### What is being asked:
Find the lines holding the word "help" and collect them.
---- Extracted data
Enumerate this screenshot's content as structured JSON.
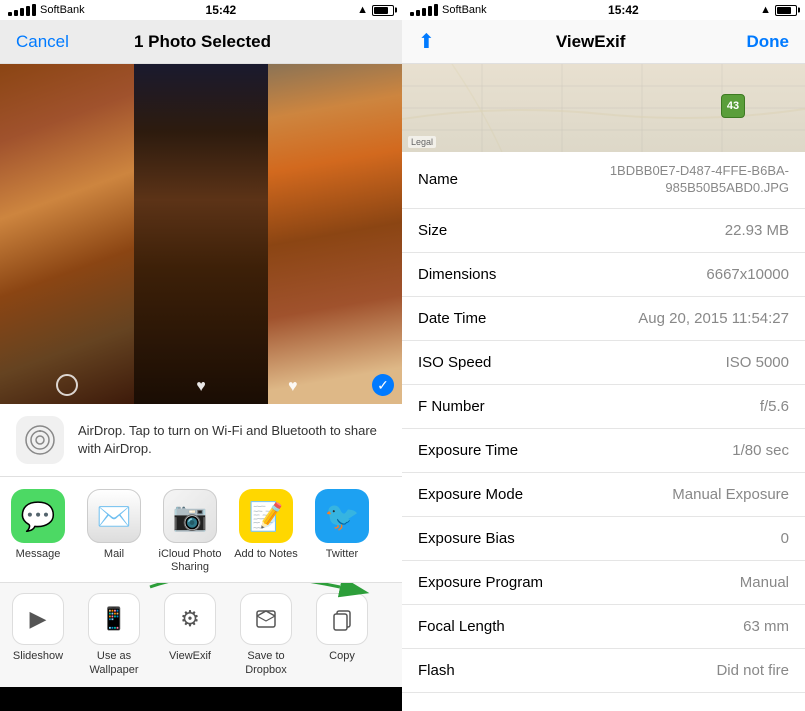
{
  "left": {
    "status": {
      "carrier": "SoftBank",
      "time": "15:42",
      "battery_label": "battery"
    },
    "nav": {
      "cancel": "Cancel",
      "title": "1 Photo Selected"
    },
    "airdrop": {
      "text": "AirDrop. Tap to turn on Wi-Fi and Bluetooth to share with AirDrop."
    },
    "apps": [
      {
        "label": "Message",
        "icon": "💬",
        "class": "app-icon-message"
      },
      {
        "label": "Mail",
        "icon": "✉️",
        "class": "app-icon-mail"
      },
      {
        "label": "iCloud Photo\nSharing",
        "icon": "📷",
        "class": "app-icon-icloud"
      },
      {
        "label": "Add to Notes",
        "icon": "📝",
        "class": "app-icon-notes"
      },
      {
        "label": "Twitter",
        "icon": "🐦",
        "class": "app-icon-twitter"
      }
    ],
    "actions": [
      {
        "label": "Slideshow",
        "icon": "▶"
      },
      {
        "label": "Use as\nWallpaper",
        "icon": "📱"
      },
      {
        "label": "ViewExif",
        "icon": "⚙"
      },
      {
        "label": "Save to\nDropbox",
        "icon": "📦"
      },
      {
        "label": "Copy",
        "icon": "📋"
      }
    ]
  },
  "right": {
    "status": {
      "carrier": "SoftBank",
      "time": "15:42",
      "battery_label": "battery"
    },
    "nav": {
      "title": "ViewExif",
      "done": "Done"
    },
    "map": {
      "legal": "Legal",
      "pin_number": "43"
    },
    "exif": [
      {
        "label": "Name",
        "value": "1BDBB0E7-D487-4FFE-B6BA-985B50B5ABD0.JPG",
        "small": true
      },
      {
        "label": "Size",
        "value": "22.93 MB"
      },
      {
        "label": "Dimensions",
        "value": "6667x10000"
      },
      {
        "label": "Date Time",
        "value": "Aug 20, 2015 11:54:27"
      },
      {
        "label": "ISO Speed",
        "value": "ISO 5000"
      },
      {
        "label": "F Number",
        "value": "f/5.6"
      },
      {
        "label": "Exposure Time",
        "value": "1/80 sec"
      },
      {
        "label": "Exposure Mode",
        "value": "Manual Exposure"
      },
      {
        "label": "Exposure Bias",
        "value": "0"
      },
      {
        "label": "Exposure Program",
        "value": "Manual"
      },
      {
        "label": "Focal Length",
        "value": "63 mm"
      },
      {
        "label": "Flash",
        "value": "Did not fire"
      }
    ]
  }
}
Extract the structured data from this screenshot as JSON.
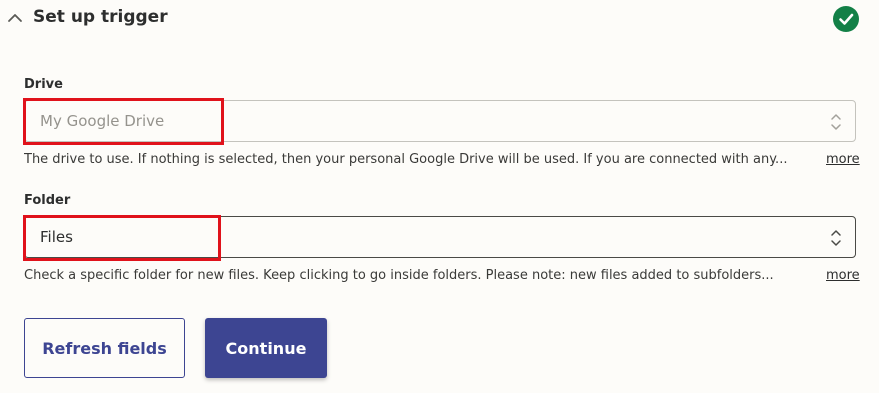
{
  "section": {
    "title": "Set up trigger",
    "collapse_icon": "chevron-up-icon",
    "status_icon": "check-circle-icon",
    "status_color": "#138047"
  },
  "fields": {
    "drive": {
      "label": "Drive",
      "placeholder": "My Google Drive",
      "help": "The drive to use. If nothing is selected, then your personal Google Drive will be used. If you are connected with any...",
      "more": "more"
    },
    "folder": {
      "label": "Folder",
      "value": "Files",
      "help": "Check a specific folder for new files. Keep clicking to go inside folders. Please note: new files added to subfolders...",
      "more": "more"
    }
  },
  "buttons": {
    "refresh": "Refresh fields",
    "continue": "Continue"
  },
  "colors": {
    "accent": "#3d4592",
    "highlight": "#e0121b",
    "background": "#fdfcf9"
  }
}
--------
### Complete output:
      "help": "The drive to use. If nothing is selected, then your personal Google Drive will be used. If you are connected with any...",
      "help": "Check a specific folder for new files. Keep clicking to go inside folders. Please note: new files added to subfolders...",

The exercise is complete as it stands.